### [RAW RECORDS]

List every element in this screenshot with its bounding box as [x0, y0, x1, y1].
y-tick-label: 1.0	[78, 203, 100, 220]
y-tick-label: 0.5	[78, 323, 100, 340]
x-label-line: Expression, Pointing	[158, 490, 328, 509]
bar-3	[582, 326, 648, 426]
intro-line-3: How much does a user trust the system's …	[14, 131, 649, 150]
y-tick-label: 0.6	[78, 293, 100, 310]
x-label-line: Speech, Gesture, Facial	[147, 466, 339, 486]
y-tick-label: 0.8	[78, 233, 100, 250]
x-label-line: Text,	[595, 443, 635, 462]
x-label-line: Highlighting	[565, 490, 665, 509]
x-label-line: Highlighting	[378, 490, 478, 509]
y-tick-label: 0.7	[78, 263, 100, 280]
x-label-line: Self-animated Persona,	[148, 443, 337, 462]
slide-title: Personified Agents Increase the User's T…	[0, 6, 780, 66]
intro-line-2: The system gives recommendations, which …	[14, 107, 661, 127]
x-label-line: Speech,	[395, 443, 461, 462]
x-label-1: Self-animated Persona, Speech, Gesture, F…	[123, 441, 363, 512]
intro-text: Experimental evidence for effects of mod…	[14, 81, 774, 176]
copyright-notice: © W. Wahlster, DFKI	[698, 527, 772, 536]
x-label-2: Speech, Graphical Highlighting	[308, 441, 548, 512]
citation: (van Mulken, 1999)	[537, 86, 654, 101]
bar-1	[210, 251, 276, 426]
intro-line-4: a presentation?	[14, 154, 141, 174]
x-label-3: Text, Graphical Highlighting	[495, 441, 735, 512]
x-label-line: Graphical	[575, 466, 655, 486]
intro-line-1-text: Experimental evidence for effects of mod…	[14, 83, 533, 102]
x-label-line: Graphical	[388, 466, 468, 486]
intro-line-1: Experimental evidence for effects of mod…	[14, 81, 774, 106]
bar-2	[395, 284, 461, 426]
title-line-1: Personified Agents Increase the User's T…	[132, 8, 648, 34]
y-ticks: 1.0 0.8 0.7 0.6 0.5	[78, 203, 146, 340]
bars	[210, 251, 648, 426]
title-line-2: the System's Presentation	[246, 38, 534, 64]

### [STATED TASK]
Copy out every line of the material above without changing a word, keeping the original order.

### [OUTPUT FOR THIS TASK]
List every element in this screenshot with its bounding box as [x0, y0, x1, y1].
y-tick-label: 1.0	[78, 203, 100, 220]
y-tick-label: 0.5	[78, 323, 100, 340]
x-label-line: Expression, Pointing	[158, 490, 328, 509]
bar-3	[582, 326, 648, 426]
intro-line-3: How much does a user trust the system's …	[14, 131, 649, 150]
y-tick-label: 0.6	[78, 293, 100, 310]
x-label-line: Speech, Gesture, Facial	[147, 466, 339, 486]
y-tick-label: 0.8	[78, 233, 100, 250]
x-label-line: Text,	[595, 443, 635, 462]
x-label-line: Highlighting	[565, 490, 665, 509]
x-label-line: Highlighting	[378, 490, 478, 509]
y-tick-label: 0.7	[78, 263, 100, 280]
x-label-line: Self-animated Persona,	[148, 443, 337, 462]
slide-title: Personified Agents Increase the User's T…	[0, 6, 780, 66]
intro-line-2: The system gives recommendations, which …	[14, 107, 661, 127]
x-label-line: Speech,	[395, 443, 461, 462]
x-label-1: Self-animated Persona, Speech, Gesture, F…	[123, 441, 363, 512]
intro-text: Experimental evidence for effects of mod…	[14, 81, 774, 176]
copyright-notice: © W. Wahlster, DFKI	[698, 527, 772, 536]
x-label-2: Speech, Graphical Highlighting	[308, 441, 548, 512]
citation: (van Mulken, 1999)	[537, 86, 654, 101]
bar-1	[210, 251, 276, 426]
intro-line-4: a presentation?	[14, 154, 141, 174]
x-label-3: Text, Graphical Highlighting	[495, 441, 735, 512]
x-label-line: Graphical	[575, 466, 655, 486]
intro-line-1-text: Experimental evidence for effects of mod…	[14, 83, 533, 102]
x-label-line: Graphical	[388, 466, 468, 486]
intro-line-1: Experimental evidence for effects of mod…	[14, 81, 774, 106]
bar-2	[395, 284, 461, 426]
title-line-1: Personified Agents Increase the User's T…	[132, 8, 648, 34]
y-ticks: 1.0 0.8 0.7 0.6 0.5	[78, 203, 146, 340]
bars	[210, 251, 648, 426]
title-line-2: the System's Presentation	[246, 38, 534, 64]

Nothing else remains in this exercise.